- **SET PROBLEM**
Check every line below for the word "count" and show those that hold it.

(Stored data)
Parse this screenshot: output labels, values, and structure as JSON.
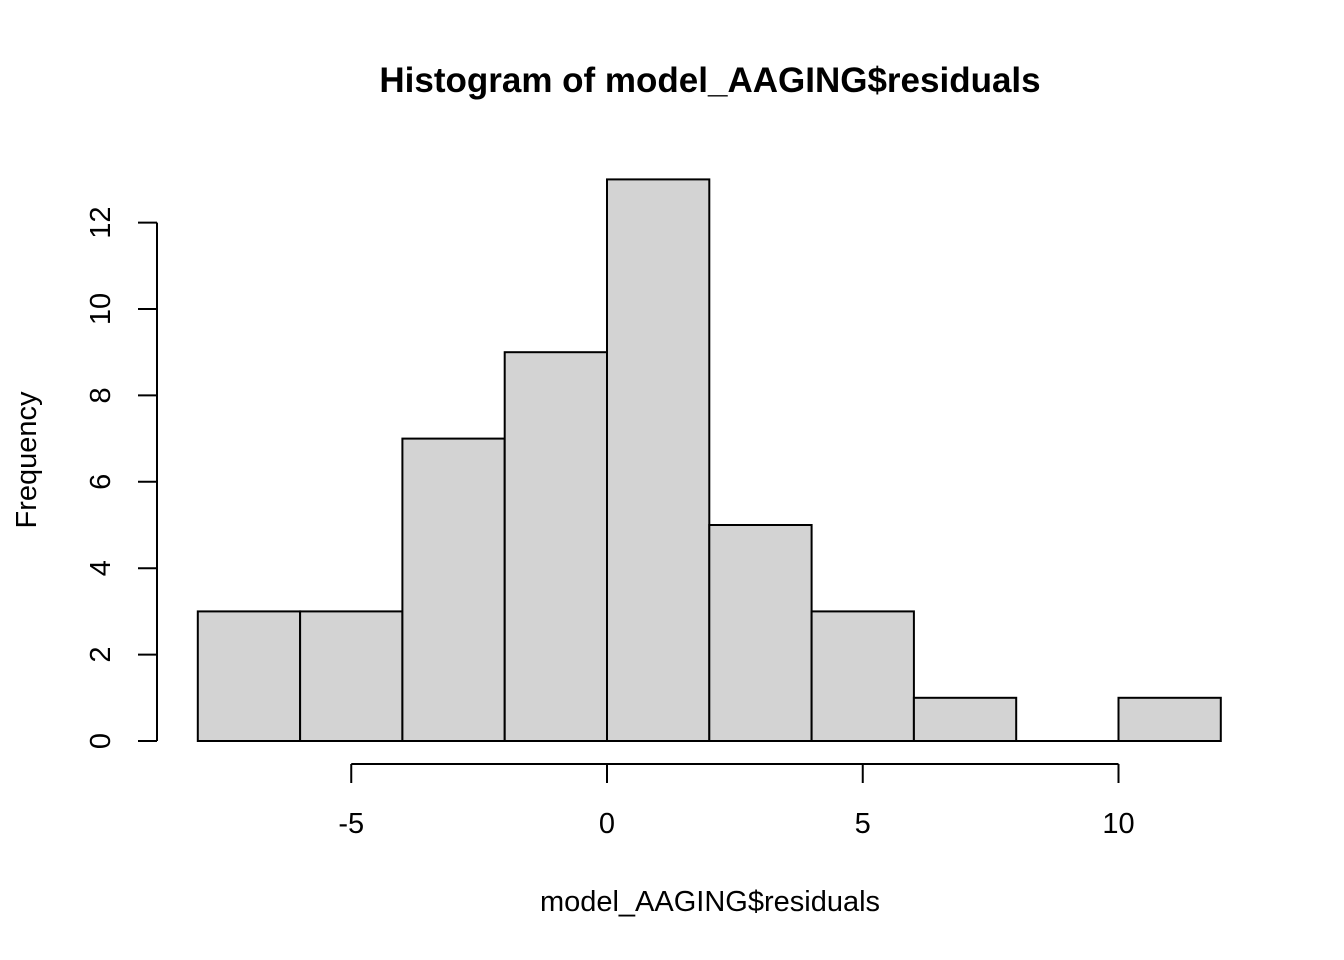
{
  "chart_data": {
    "type": "bar",
    "title": "Histogram of model_AAGING$residuals",
    "xlabel": "model_AAGING$residuals",
    "ylabel": "Frequency",
    "bins": [
      {
        "start": -8,
        "end": -6,
        "count": 3
      },
      {
        "start": -6,
        "end": -4,
        "count": 3
      },
      {
        "start": -4,
        "end": -2,
        "count": 7
      },
      {
        "start": -2,
        "end": 0,
        "count": 9
      },
      {
        "start": 0,
        "end": 2,
        "count": 13
      },
      {
        "start": 2,
        "end": 4,
        "count": 5
      },
      {
        "start": 4,
        "end": 6,
        "count": 3
      },
      {
        "start": 6,
        "end": 8,
        "count": 1
      },
      {
        "start": 8,
        "end": 10,
        "count": 0
      },
      {
        "start": 10,
        "end": 12,
        "count": 1
      }
    ],
    "xlim": [
      -8,
      12
    ],
    "ylim": [
      0,
      13
    ],
    "x_ticks": [
      -5,
      0,
      5,
      10
    ],
    "x_tick_labels": [
      "-5",
      "0",
      "5",
      "10"
    ],
    "y_ticks": [
      0,
      2,
      4,
      6,
      8,
      10,
      12
    ],
    "y_tick_labels": [
      "0",
      "2",
      "4",
      "6",
      "8",
      "10",
      "12"
    ],
    "grid": false,
    "colors": {
      "bar_fill": "#d3d3d3",
      "bar_stroke": "#000000"
    }
  }
}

- **FINAL RESULT**
        "count": 3
        "count": 3
        "count": 7
        "count": 9
        "count": 13
        "count": 5
        "count": 3
        "count": 1
        "count": 0
        "count": 1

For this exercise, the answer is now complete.